» **Work to be completed**:
Copy every line from the material below that holds "screenshot".

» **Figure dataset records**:
— Begin —

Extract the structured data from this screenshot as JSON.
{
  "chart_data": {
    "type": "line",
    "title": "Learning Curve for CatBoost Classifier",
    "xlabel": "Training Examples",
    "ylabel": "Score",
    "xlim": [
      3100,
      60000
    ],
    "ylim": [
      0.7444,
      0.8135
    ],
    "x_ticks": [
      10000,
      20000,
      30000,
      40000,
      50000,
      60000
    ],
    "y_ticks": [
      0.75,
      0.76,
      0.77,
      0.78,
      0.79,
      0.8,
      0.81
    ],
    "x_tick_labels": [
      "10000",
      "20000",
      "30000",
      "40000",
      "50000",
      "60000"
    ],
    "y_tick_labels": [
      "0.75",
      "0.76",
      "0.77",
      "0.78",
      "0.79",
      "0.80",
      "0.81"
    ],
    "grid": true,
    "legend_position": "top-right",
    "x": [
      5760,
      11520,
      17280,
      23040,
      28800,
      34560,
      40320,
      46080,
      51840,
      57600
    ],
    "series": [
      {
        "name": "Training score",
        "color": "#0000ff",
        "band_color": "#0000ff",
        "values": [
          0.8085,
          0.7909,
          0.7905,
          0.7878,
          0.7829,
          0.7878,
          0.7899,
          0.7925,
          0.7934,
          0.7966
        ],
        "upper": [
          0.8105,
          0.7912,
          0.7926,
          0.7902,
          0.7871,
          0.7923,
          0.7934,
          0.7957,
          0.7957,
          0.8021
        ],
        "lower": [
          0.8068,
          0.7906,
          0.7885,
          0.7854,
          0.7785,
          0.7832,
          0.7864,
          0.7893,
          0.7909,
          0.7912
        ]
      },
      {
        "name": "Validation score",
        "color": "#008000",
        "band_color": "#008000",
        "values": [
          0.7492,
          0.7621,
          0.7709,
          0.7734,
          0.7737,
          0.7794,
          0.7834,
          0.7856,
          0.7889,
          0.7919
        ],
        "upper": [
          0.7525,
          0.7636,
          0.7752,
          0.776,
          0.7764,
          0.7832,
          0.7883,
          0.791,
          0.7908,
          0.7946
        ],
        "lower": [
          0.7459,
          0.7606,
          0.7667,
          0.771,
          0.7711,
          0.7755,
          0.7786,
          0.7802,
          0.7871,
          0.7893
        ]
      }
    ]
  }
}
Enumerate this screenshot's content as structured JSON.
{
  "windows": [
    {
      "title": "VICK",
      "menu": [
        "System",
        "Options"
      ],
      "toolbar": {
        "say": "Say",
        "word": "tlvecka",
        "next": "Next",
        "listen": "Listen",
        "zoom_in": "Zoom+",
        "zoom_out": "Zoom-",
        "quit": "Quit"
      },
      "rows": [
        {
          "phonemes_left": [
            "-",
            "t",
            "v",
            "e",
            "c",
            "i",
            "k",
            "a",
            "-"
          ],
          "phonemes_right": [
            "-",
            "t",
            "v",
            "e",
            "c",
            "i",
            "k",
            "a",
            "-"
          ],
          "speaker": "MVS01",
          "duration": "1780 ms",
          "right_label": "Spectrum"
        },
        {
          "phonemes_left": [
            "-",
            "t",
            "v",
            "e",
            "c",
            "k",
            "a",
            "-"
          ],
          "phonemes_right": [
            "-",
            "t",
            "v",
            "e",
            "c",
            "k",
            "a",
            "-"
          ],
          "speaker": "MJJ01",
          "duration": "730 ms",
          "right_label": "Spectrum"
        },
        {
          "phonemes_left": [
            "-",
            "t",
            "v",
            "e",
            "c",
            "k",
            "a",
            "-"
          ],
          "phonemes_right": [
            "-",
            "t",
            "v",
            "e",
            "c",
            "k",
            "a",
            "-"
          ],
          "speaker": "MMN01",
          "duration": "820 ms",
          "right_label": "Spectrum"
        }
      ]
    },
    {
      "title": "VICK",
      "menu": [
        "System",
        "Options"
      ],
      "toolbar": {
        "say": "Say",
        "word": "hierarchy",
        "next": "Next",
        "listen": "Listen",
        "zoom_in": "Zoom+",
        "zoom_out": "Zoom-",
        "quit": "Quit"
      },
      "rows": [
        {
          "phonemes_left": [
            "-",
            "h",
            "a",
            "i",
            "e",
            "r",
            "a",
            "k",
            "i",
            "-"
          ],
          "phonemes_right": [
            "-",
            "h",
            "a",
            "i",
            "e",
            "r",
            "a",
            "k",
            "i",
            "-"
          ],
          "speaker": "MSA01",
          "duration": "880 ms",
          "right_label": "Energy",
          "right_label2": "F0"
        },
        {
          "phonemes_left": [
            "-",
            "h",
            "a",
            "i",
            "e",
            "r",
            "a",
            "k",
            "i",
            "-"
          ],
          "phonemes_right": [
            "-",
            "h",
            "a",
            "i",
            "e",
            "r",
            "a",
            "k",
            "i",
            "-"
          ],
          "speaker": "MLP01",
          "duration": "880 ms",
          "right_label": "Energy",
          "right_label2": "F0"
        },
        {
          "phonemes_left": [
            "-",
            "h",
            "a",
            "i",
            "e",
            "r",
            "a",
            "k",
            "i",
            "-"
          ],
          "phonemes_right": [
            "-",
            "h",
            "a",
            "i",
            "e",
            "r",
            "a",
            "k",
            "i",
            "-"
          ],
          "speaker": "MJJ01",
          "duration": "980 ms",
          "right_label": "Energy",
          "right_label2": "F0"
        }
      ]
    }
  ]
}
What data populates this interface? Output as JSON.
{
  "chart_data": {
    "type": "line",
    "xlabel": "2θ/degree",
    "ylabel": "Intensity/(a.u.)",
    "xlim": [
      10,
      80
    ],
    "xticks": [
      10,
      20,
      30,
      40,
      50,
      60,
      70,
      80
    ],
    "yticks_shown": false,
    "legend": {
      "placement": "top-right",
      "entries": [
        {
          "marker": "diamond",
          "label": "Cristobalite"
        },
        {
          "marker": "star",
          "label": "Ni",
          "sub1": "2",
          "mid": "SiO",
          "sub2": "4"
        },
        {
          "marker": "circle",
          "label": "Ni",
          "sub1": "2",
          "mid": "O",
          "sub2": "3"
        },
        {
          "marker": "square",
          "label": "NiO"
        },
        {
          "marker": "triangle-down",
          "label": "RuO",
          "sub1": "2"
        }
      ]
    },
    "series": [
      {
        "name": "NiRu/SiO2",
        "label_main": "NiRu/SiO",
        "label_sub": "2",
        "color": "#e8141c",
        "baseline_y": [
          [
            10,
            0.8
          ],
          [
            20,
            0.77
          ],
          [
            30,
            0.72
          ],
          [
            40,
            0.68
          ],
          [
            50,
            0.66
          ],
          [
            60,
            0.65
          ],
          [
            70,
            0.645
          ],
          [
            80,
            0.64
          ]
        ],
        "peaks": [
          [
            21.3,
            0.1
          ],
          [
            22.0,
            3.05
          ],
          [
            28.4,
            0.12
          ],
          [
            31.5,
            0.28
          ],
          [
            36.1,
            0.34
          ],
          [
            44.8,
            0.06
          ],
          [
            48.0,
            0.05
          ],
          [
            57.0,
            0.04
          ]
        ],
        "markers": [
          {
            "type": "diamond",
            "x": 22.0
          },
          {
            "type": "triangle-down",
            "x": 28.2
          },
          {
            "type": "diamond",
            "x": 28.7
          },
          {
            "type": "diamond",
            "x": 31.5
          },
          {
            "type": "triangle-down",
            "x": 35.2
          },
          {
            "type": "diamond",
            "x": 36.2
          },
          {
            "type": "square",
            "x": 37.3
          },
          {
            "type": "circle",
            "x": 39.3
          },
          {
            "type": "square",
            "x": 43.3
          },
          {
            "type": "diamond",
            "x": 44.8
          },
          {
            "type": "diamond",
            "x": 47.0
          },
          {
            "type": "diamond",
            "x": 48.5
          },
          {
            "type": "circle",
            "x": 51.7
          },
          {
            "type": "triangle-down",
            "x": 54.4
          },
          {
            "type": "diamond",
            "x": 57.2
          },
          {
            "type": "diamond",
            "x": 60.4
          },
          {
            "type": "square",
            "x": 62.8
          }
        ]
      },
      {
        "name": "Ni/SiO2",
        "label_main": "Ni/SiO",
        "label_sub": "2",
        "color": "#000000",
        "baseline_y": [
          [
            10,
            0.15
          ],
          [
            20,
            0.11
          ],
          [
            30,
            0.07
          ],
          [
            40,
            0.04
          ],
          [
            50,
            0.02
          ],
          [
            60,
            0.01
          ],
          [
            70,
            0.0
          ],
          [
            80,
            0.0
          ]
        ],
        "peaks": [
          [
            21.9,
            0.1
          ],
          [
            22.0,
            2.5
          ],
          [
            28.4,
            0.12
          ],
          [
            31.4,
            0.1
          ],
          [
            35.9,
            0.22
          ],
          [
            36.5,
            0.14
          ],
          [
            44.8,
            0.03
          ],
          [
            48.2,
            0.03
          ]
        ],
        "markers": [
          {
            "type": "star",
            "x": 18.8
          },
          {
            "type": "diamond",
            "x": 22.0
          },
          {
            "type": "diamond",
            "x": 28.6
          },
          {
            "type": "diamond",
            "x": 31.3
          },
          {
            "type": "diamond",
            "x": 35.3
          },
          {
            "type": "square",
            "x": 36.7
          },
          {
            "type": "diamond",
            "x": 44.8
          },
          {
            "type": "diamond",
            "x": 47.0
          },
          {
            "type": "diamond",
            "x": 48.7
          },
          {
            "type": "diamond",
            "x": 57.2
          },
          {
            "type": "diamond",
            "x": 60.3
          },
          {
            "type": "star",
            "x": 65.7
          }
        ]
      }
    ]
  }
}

— End —

» **Final result**:
Extract the structured data from this screenshot as JSON.
Enumerate this screenshot's content as structured JSON.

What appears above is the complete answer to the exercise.